◆ What to work on: Every line that holds the string "screenshot" is to be identified and copied.

— begin Given records —

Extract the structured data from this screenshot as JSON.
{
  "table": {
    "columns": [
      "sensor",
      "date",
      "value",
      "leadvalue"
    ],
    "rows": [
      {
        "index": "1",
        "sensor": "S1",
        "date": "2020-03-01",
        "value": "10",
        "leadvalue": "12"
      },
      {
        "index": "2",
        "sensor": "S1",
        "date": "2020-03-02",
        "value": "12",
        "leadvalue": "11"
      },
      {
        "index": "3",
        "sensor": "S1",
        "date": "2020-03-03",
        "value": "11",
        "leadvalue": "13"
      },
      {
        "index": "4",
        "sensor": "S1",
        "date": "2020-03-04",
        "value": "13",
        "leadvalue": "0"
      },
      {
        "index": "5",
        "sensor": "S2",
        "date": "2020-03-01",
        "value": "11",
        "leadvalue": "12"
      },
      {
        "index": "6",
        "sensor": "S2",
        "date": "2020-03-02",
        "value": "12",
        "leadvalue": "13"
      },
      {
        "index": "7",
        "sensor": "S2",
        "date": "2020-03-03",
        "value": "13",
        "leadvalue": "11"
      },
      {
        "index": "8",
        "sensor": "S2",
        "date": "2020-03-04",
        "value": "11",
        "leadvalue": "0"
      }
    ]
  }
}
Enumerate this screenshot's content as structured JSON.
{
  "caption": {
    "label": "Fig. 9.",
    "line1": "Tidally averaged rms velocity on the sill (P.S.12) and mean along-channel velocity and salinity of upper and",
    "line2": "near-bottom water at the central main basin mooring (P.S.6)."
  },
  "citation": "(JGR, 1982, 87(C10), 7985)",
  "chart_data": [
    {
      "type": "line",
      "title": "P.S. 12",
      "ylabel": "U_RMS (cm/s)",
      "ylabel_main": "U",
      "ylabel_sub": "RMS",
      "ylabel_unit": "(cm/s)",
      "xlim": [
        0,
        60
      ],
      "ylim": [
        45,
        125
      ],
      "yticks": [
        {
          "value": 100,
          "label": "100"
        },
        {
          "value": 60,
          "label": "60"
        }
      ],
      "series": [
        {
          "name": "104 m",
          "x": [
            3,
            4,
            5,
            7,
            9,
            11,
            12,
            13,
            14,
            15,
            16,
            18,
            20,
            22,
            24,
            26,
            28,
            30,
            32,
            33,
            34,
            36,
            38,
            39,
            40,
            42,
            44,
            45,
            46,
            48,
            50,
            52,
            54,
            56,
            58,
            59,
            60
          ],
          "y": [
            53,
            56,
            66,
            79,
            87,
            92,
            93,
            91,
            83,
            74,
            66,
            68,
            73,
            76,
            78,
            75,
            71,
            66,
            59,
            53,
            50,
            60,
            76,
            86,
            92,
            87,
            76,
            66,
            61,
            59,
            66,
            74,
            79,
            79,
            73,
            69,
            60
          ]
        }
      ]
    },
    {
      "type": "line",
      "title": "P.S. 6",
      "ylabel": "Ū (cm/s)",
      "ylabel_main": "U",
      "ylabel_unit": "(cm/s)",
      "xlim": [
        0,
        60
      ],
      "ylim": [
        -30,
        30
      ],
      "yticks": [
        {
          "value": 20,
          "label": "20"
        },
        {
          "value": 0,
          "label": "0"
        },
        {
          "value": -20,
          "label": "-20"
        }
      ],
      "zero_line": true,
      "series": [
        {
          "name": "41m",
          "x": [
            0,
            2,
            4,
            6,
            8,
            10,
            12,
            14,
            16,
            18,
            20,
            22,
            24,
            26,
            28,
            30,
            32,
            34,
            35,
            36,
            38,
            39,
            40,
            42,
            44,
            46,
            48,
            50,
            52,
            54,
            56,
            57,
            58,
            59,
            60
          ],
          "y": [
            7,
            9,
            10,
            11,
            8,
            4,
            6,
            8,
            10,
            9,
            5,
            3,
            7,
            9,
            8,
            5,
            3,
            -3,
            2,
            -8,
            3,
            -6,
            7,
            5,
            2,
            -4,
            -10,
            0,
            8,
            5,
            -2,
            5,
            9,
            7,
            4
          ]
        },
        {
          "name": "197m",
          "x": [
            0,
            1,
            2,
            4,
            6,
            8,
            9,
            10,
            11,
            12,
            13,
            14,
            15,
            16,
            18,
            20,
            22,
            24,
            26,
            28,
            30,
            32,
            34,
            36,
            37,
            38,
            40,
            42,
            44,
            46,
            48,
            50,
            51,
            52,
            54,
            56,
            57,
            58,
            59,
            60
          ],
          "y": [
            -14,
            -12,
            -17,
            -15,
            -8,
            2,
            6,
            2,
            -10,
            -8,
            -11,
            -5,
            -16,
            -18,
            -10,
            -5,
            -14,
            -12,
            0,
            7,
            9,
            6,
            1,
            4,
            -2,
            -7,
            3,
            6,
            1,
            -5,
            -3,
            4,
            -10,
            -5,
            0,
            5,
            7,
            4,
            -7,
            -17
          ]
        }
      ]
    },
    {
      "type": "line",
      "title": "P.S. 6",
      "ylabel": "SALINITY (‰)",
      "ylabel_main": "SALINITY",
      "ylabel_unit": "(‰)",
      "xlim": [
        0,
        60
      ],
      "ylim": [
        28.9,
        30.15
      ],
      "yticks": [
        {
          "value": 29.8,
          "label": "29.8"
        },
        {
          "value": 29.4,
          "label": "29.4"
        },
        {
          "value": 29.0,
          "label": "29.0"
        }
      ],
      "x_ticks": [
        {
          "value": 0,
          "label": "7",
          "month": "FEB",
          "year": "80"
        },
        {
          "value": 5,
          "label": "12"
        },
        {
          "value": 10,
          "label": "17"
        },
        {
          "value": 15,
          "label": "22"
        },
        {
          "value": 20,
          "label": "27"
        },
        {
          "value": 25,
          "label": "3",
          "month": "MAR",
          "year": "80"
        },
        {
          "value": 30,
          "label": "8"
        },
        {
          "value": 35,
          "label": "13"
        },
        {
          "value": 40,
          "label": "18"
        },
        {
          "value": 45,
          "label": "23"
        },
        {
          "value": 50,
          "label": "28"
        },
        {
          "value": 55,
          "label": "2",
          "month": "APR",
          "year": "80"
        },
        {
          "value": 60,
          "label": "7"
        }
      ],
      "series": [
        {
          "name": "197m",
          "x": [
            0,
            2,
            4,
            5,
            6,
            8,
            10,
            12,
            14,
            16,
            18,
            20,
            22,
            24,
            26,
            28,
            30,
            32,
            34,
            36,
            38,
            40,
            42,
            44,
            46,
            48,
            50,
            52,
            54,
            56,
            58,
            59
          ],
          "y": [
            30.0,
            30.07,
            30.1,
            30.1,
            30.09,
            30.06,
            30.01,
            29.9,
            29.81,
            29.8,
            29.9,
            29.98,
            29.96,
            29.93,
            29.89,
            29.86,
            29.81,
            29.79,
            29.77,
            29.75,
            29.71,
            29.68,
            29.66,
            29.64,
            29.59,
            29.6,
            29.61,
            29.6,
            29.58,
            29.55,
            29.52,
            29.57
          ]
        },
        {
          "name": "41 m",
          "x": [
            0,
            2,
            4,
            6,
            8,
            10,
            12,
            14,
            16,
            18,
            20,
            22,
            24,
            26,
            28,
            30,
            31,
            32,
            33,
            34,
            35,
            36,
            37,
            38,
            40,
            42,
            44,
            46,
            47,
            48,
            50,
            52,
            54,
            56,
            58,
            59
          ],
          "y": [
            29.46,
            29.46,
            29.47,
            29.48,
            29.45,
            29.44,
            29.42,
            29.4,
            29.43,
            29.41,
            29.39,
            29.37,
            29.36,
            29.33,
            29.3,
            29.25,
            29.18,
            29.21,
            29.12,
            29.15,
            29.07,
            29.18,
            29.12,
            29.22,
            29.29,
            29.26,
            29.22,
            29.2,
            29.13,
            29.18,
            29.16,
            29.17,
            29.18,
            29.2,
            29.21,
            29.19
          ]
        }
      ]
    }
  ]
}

— end Given records —

◆ Finished exercise:
Extract the structured data from this screenshot as JSON.
Enumerate this screenshot's content as structured JSON.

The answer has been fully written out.